Pull out every line of the listing below where "hàng" appears.

----

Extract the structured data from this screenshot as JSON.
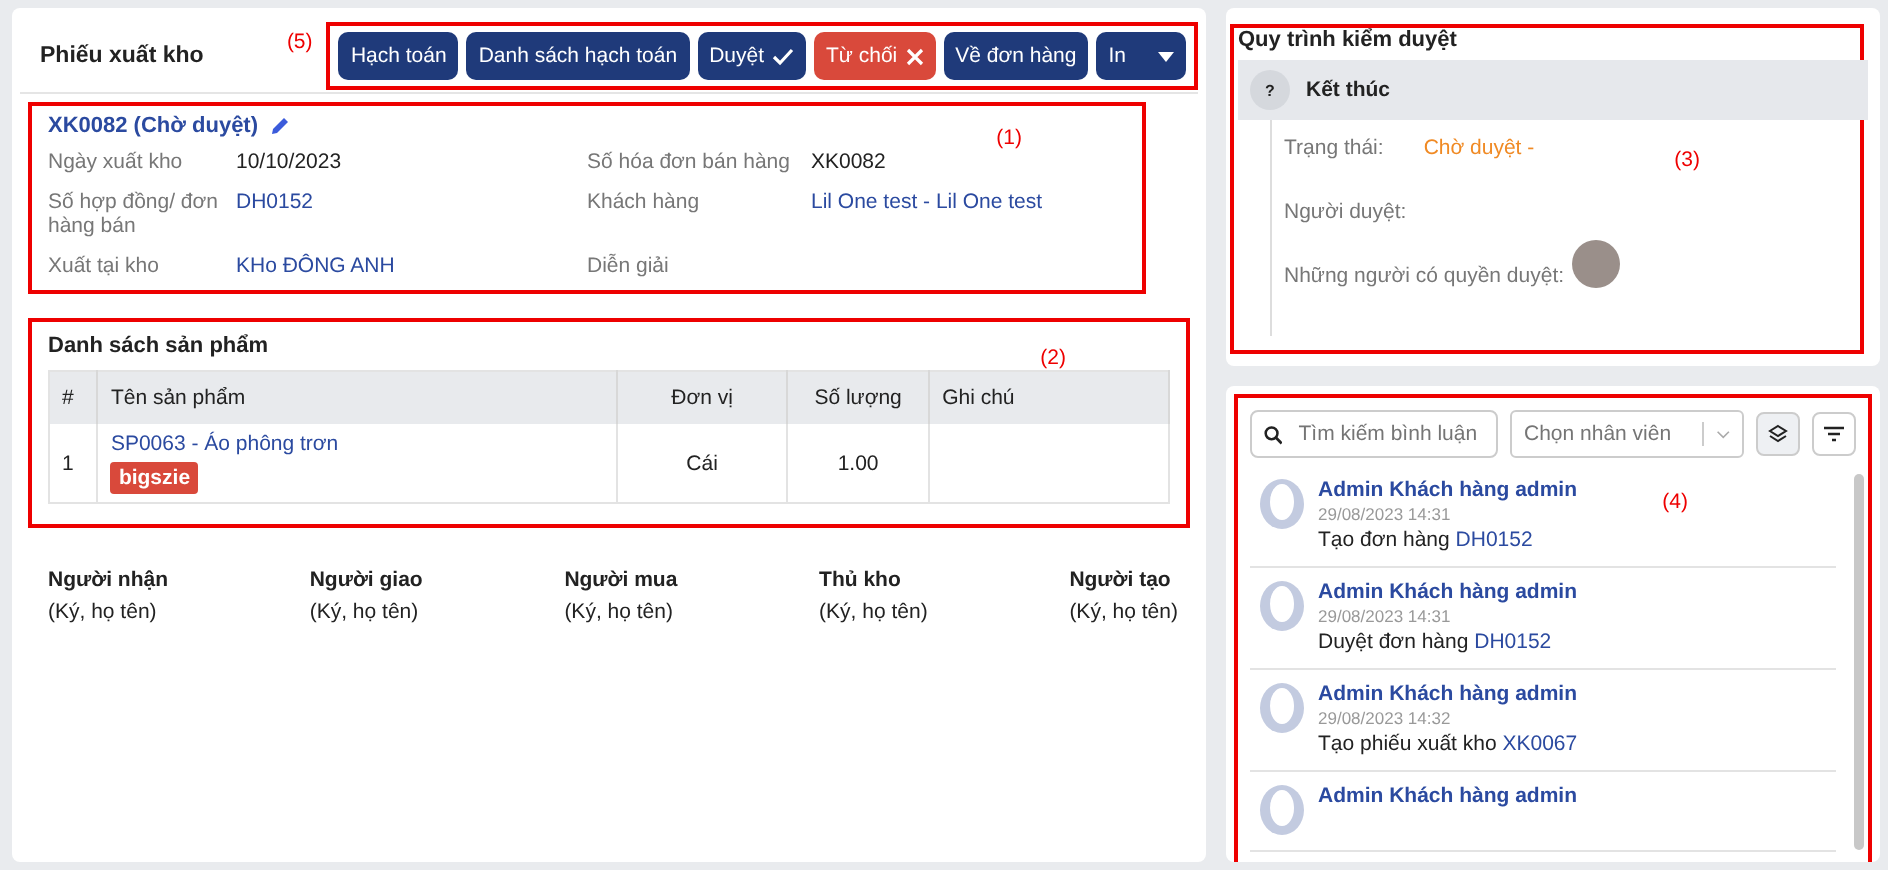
{
  "header": {
    "title": "Phiếu xuất kho",
    "note": "(5)",
    "buttons": [
      {
        "label": "Hạch toán",
        "kind": "primary"
      },
      {
        "label": "Danh sách hạch toán",
        "kind": "primary"
      },
      {
        "label": "Duyệt",
        "kind": "approve"
      },
      {
        "label": "Từ chối",
        "kind": "reject"
      },
      {
        "label": "Về đơn hàng",
        "kind": "primary"
      },
      {
        "label": "In",
        "kind": "dropdown"
      }
    ]
  },
  "info": {
    "note": "(1)",
    "code": "XK0082 (Chờ duyệt)",
    "fields": [
      {
        "label": "Ngày xuất kho",
        "value": "10/10/2023",
        "kind": "text"
      },
      {
        "label": "Số hóa đơn bán hàng",
        "value": "XK0082",
        "kind": "text"
      },
      {
        "label": "Số hợp đồng/ đơn hàng bán",
        "value": "DH0152",
        "kind": "link"
      },
      {
        "label": "Khách hàng",
        "value": "Lil One test - Lil One test",
        "kind": "link"
      },
      {
        "label": "Xuất tại kho",
        "value": "KHo ĐÔNG ANH",
        "kind": "link"
      },
      {
        "label": "Diễn giải"
      }
    ]
  },
  "products": {
    "title": "Danh sách sản phẩm",
    "note": "(2)",
    "columns": [
      "#",
      "Tên sản phẩm",
      "Đơn vị",
      "Số lượng",
      "Ghi chú"
    ],
    "rows": [
      {
        "index": "1",
        "name": "SP0063 - Áo phông trơn",
        "tag": "bigszie",
        "unit": "Cái",
        "quantity": "1.00"
      }
    ]
  },
  "signatures": [
    {
      "role": "Người nhận",
      "hint": "(Ký, họ tên)"
    },
    {
      "role": "Người giao",
      "hint": "(Ký, họ tên)"
    },
    {
      "role": "Người mua",
      "hint": "(Ký, họ tên)"
    },
    {
      "role": "Thủ kho",
      "hint": "(Ký, họ tên)"
    },
    {
      "role": "Người tạo",
      "hint": "(Ký, họ tên)"
    }
  ],
  "approval": {
    "title": "Quy trình kiểm duyệt",
    "note": "(3)",
    "step": {
      "icon": "?",
      "title": "Kết thúc"
    },
    "status_label": "Trạng thái:",
    "status": "Chờ duyệt -",
    "approver_label": "Người duyệt:",
    "permitted_label": "Những người có quyền duyệt:"
  },
  "comments": {
    "note": "(4)",
    "search": {
      "placeholder": "Tìm kiếm bình luận"
    },
    "employee": {
      "placeholder": "Chọn nhân viên"
    },
    "items": [
      {
        "author": "Admin Khách hàng admin",
        "time": "29/08/2023 14:31",
        "text": "Tạo đơn hàng",
        "ref": "DH0152"
      },
      {
        "author": "Admin Khách hàng admin",
        "time": "29/08/2023 14:31",
        "text": "Duyệt đơn hàng",
        "ref": "DH0152"
      },
      {
        "author": "Admin Khách hàng admin",
        "time": "29/08/2023 14:32",
        "text": "Tạo phiếu xuất kho",
        "ref": "XK0067"
      },
      {
        "author": "Admin Khách hàng admin"
      }
    ]
  }
}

----

## Right answer
        "label": "Về đơn hàng",
        "label": "Số hóa đơn bán hàng",
        "label": "Số hợp đồng/ đơn hàng bán",
        "label": "Khách hàng",
        "author": "Admin Khách hàng admin",
        "text": "Tạo đơn hàng",
        "author": "Admin Khách hàng admin",
        "text": "Duyệt đơn hàng",
        "author": "Admin Khách hàng admin",
        "author": "Admin Khách hàng admin"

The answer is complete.